** Start Extracted data **

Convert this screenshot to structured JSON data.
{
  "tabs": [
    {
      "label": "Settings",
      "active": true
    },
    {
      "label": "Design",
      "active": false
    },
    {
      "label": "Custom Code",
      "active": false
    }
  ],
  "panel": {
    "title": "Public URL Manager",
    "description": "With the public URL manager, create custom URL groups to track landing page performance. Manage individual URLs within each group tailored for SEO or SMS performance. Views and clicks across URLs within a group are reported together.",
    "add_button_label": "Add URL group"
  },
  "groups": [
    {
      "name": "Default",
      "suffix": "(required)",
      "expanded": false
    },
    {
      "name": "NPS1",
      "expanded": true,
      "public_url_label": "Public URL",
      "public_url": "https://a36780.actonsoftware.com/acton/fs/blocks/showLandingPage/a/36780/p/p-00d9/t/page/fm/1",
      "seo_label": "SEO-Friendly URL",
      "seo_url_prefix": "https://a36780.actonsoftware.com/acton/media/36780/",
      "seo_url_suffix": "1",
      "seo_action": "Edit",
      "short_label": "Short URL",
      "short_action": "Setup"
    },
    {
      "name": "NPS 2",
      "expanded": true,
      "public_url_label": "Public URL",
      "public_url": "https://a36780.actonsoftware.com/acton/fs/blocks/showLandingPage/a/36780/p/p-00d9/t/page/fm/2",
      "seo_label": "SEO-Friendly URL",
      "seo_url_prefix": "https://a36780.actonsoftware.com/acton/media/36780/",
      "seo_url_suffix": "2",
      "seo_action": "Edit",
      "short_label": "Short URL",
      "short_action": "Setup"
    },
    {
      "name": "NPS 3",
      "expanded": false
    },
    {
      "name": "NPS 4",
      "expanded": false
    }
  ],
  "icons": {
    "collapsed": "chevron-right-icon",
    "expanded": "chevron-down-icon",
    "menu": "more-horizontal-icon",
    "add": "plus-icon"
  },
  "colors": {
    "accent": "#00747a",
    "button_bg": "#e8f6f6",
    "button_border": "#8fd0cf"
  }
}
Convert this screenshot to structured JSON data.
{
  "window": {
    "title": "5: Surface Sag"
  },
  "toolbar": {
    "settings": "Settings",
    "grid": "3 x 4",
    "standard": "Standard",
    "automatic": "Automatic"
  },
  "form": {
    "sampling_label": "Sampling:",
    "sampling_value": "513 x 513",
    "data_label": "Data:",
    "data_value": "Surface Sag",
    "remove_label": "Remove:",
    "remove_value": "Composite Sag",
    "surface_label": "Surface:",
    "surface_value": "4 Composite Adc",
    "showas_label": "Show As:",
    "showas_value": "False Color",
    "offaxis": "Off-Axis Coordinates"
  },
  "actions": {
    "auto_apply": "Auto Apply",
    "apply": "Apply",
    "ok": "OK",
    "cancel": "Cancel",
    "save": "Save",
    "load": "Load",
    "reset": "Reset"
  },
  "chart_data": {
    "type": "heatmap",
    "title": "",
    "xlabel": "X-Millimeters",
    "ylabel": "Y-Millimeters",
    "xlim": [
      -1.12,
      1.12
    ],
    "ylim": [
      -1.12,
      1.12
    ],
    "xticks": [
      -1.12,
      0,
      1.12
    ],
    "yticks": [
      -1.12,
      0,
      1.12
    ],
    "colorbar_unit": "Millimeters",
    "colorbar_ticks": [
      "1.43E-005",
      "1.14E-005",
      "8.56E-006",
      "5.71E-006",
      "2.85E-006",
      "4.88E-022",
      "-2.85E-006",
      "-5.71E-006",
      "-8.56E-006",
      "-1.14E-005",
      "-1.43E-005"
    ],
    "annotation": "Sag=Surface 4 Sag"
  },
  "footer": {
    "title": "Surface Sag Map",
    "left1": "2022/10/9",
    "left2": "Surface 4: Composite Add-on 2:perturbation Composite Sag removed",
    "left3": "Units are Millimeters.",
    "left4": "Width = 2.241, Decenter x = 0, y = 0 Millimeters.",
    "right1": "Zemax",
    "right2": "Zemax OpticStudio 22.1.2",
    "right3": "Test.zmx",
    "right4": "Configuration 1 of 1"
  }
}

** End Extracted data **

To be done.
Repeat the data verbatim.

Result of this exercise.
Convert this screenshot to structured JSON data.
{
  "tabs": [
    {
      "label": "Settings",
      "active": true
    },
    {
      "label": "Design",
      "active": false
    },
    {
      "label": "Custom Code",
      "active": false
    }
  ],
  "panel": {
    "title": "Public URL Manager",
    "description": "With the public URL manager, create custom URL groups to track landing page performance. Manage individual URLs within each group tailored for SEO or SMS performance. Views and clicks across URLs within a group are reported together.",
    "add_button_label": "Add URL group"
  },
  "groups": [
    {
      "name": "Default",
      "suffix": "(required)",
      "expanded": false
    },
    {
      "name": "NPS1",
      "expanded": true,
      "public_url_label": "Public URL",
      "public_url": "https://a36780.actonsoftware.com/acton/fs/blocks/showLandingPage/a/36780/p/p-00d9/t/page/fm/1",
      "seo_label": "SEO-Friendly URL",
      "seo_url_prefix": "https://a36780.actonsoftware.com/acton/media/36780/",
      "seo_url_suffix": "1",
      "seo_action": "Edit",
      "short_label": "Short URL",
      "short_action": "Setup"
    },
    {
      "name": "NPS 2",
      "expanded": true,
      "public_url_label": "Public URL",
      "public_url": "https://a36780.actonsoftware.com/acton/fs/blocks/showLandingPage/a/36780/p/p-00d9/t/page/fm/2",
      "seo_label": "SEO-Friendly URL",
      "seo_url_prefix": "https://a36780.actonsoftware.com/acton/media/36780/",
      "seo_url_suffix": "2",
      "seo_action": "Edit",
      "short_label": "Short URL",
      "short_action": "Setup"
    },
    {
      "name": "NPS 3",
      "expanded": false
    },
    {
      "name": "NPS 4",
      "expanded": false
    }
  ],
  "icons": {
    "collapsed": "chevron-right-icon",
    "expanded": "chevron-down-icon",
    "menu": "more-horizontal-icon",
    "add": "plus-icon"
  },
  "colors": {
    "accent": "#00747a",
    "button_bg": "#e8f6f6",
    "button_border": "#8fd0cf"
  }
}
Convert this screenshot to structured JSON data.
{
  "window": {
    "title": "5: Surface Sag"
  },
  "toolbar": {
    "settings": "Settings",
    "grid": "3 x 4",
    "standard": "Standard",
    "automatic": "Automatic"
  },
  "form": {
    "sampling_label": "Sampling:",
    "sampling_value": "513 x 513",
    "data_label": "Data:",
    "data_value": "Surface Sag",
    "remove_label": "Remove:",
    "remove_value": "Composite Sag",
    "surface_label": "Surface:",
    "surface_value": "4 Composite Adc",
    "showas_label": "Show As:",
    "showas_value": "False Color",
    "offaxis": "Off-Axis Coordinates"
  },
  "actions": {
    "auto_apply": "Auto Apply",
    "apply": "Apply",
    "ok": "OK",
    "cancel": "Cancel",
    "save": "Save",
    "load": "Load",
    "reset": "Reset"
  },
  "chart_data": {
    "type": "heatmap",
    "title": "",
    "xlabel": "X-Millimeters",
    "ylabel": "Y-Millimeters",
    "xlim": [
      -1.12,
      1.12
    ],
    "ylim": [
      -1.12,
      1.12
    ],
    "xticks": [
      -1.12,
      0,
      1.12
    ],
    "yticks": [
      -1.12,
      0,
      1.12
    ],
    "colorbar_unit": "Millimeters",
    "colorbar_ticks": [
      "1.43E-005",
      "1.14E-005",
      "8.56E-006",
      "5.71E-006",
      "2.85E-006",
      "4.88E-022",
      "-2.85E-006",
      "-5.71E-006",
      "-8.56E-006",
      "-1.14E-005",
      "-1.43E-005"
    ],
    "annotation": "Sag=Surface 4 Sag"
  },
  "footer": {
    "title": "Surface Sag Map",
    "left1": "2022/10/9",
    "left2": "Surface 4: Composite Add-on 2:perturbation Composite Sag removed",
    "left3": "Units are Millimeters.",
    "left4": "Width = 2.241, Decenter x = 0, y = 0 Millimeters.",
    "right1": "Zemax",
    "right2": "Zemax OpticStudio 22.1.2",
    "right3": "Test.zmx",
    "right4": "Configuration 1 of 1"
  }
}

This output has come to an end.